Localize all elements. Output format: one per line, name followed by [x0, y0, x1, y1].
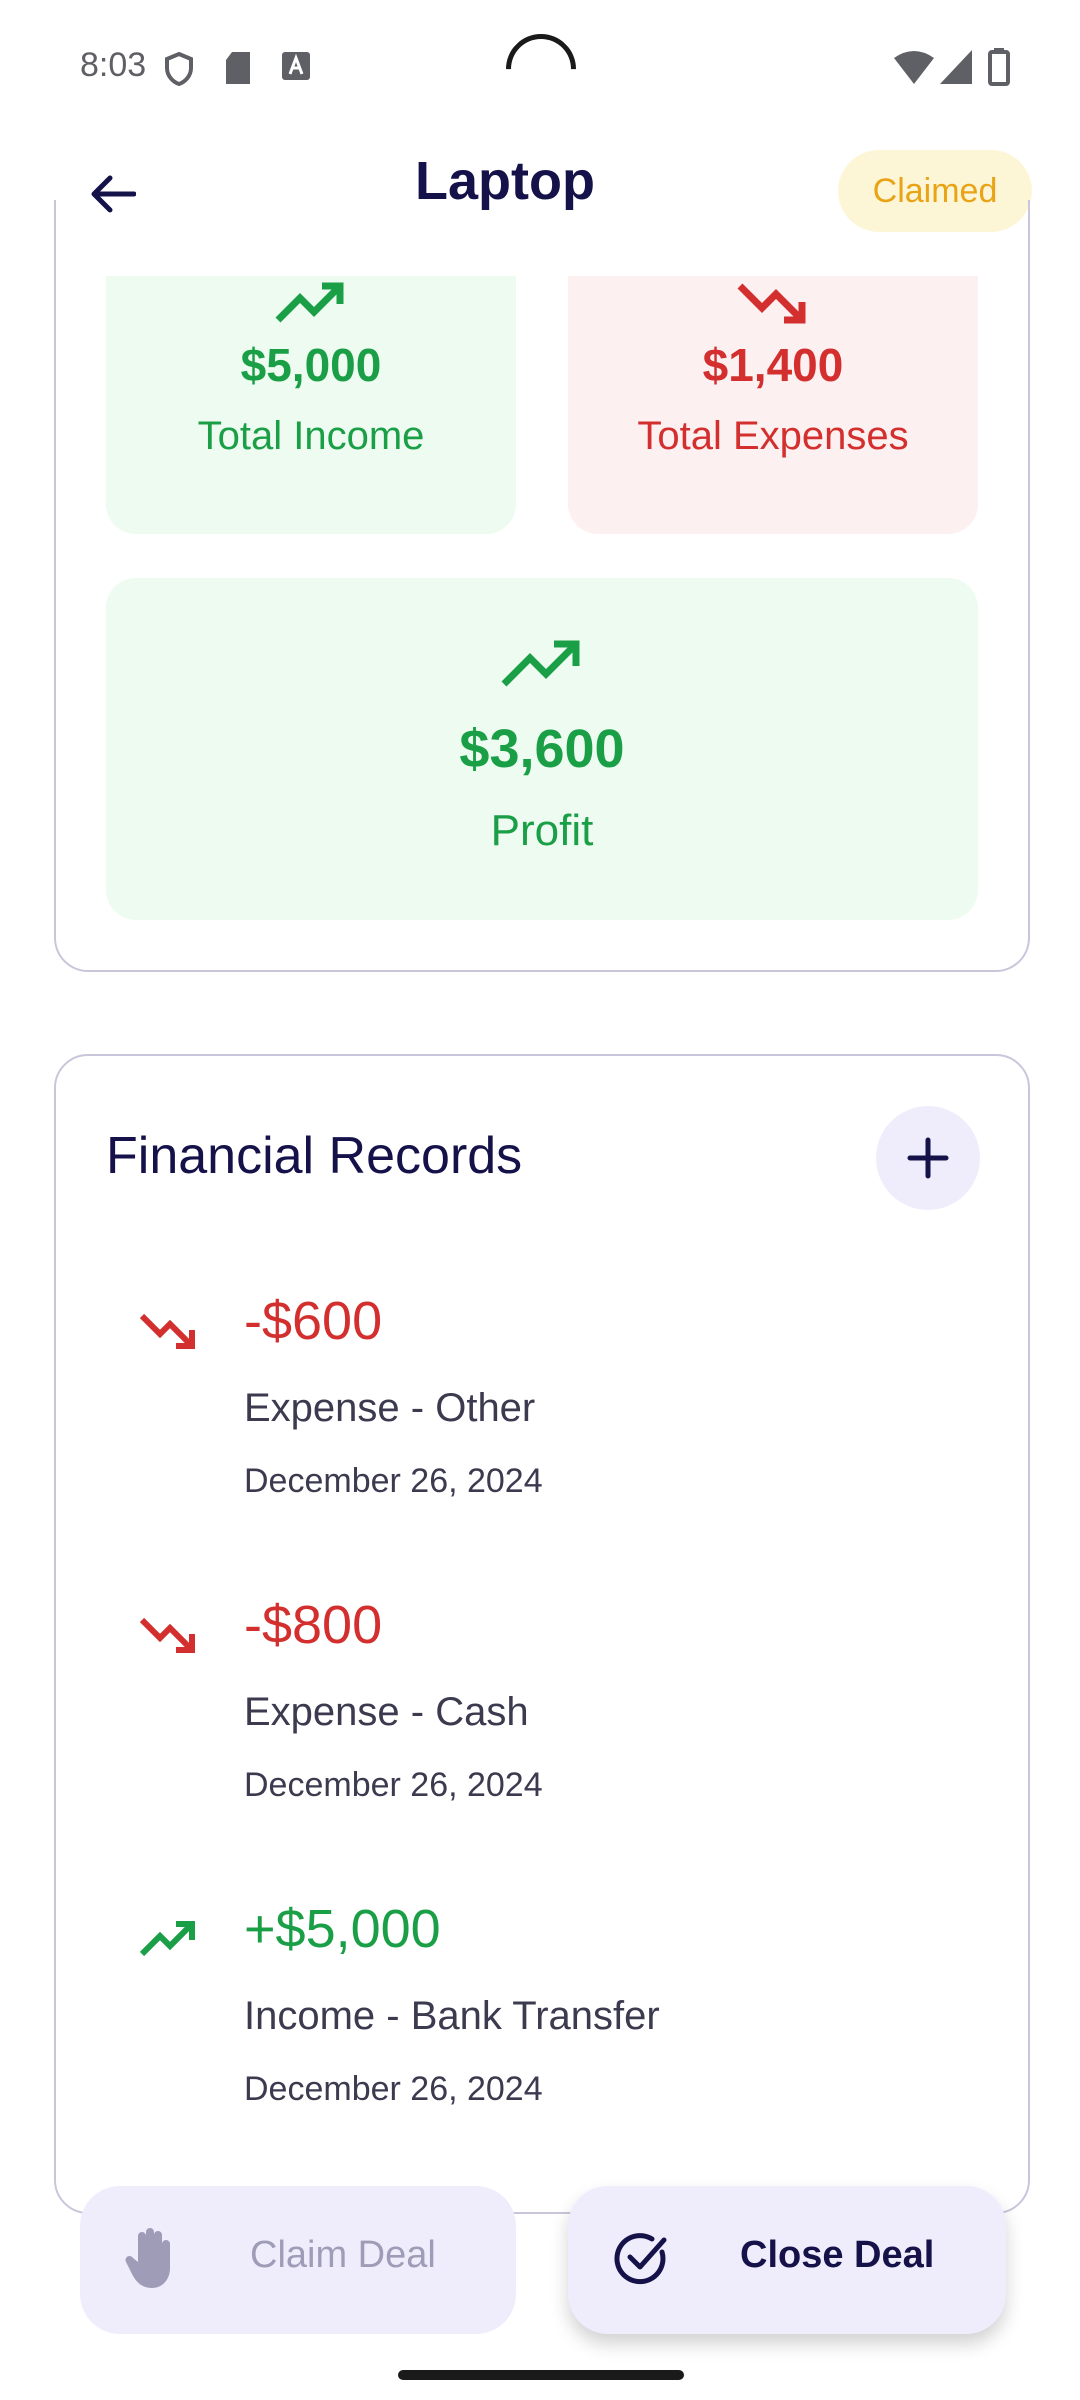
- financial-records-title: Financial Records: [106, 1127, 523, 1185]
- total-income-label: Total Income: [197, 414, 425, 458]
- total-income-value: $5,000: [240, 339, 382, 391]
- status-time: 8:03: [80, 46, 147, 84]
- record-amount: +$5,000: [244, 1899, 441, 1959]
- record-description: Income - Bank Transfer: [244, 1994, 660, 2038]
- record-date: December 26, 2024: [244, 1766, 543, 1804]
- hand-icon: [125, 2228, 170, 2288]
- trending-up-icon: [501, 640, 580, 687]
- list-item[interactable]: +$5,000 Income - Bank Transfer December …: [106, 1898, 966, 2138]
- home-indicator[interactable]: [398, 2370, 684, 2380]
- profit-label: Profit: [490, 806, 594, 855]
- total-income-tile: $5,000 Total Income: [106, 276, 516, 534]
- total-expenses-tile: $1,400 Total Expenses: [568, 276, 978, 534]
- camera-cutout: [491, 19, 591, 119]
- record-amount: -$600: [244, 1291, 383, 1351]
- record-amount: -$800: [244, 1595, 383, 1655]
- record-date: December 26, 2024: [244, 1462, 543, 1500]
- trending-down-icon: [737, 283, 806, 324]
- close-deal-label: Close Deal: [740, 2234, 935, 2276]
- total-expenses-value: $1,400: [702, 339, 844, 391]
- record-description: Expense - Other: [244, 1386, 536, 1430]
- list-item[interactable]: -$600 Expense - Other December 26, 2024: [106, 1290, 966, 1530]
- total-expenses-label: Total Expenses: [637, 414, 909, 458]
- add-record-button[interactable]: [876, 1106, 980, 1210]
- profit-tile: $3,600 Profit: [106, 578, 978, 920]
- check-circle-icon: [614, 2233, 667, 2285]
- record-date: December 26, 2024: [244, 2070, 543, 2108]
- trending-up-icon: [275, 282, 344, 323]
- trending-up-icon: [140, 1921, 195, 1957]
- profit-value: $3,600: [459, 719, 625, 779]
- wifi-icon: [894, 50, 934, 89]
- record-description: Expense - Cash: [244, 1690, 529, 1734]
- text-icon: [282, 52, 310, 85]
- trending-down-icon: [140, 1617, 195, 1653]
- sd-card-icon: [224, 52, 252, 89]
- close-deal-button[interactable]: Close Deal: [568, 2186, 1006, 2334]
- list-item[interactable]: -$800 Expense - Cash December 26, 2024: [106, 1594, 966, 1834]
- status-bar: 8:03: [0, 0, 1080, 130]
☆ ☆ ☆ ☆
Wandle alle Daten oben in eine JSON-Liste von Zeichenketten um, mit genau einem Eintrag pro Zeile und ohne Leerzeilen. Lass die Bilder in der Antwort weg.

▶ ERWARTETE ANTWORT
[
  "Localize all elements. Output format: one per line, name followed by [x0, y0, x1, y1].",
  "- financial-records-title: Financial Records: [106, 1127, 523, 1185]",
  "- total-income-label: Total Income: [197, 414, 425, 458]",
  "- total-income-value: $5,000: [240, 339, 382, 391]",
  "- status-time: 8:03: [80, 46, 147, 84]",
  "- record-amount: +$5,000: [244, 1899, 441, 1959]",
  "- record-description: Income - Bank Transfer: [244, 1994, 660, 2038]",
  "- record-date: December 26, 2024: [244, 1766, 543, 1804]",
  "- hand-icon: [125, 2228, 170, 2288]",
  "- trending-up-icon: [501, 640, 580, 687]",
  "- list-item[interactable]: +$5,000 Income - Bank Transfer December …: [106, 1898, 966, 2138]",
  "- home-indicator[interactable]: [398, 2370, 684, 2380]",
  "- profit-label: Profit: [490, 806, 594, 855]",
  "- total-income-tile: $5,000 Total Income: [106, 276, 516, 534]",
  "- total-expenses-tile: $1,400 Total Expenses: [568, 276, 978, 534]",
  "- camera-cutout: [491, 19, 591, 119]",
  "- record-amount: -$600: [244, 1291, 383, 1351]",
  "- record-amount: -$800: [244, 1595, 383, 1655]",
  "- record-date: December 26, 2024: [244, 1462, 543, 1500]",
  "- trending-down-icon: [737, 283, 806, 324]",
  "- close-deal-label: Close Deal: [740, 2234, 935, 2276]",
  "- total-expenses-value: $1,400: [702, 339, 844, 391]",
  "- record-description: Expense - Other: [244, 1386, 536, 1430]",
  "- list-item[interactable]: -$600 Expense - Other December 26, 2024: [106, 1290, 966, 1530]",
  "- total-expenses-label: Total Expenses: [637, 414, 909, 458]",
  "- add-record-button[interactable]: [876, 1106, 980, 1210]",
  "- profit-tile: $3,600 Profit: [106, 578, 978, 920]",
  "- check-circle-icon: [614, 2233, 667, 2285]",
  "- record-date: December 26, 2024: [244, 2070, 543, 2108]",
  "- trending-up-icon: [275, 282, 344, 323]",
  "- trending-up-icon: [140, 1921, 195, 1957]",
  "- profit-value: $3,600: [459, 719, 625, 779]",
  "- wifi-icon: [894, 50, 934, 89]",
  "- record-description: Expense - Cash: [244, 1690, 529, 1734]",
  "- text-icon: [282, 52, 310, 85]",
  "- trending-down-icon: [140, 1617, 195, 1653]",
  "- sd-card-icon: [224, 52, 252, 89]",
  "- close-deal-button[interactable]: Close Deal: [568, 2186, 1006, 2334]",
  "- list-item[interactable]: -$800 Expense - Cash December 26, 2024: [106, 1594, 966, 1834]",
  "- status-bar: 8:03: [0, 0, 1080, 130]"
]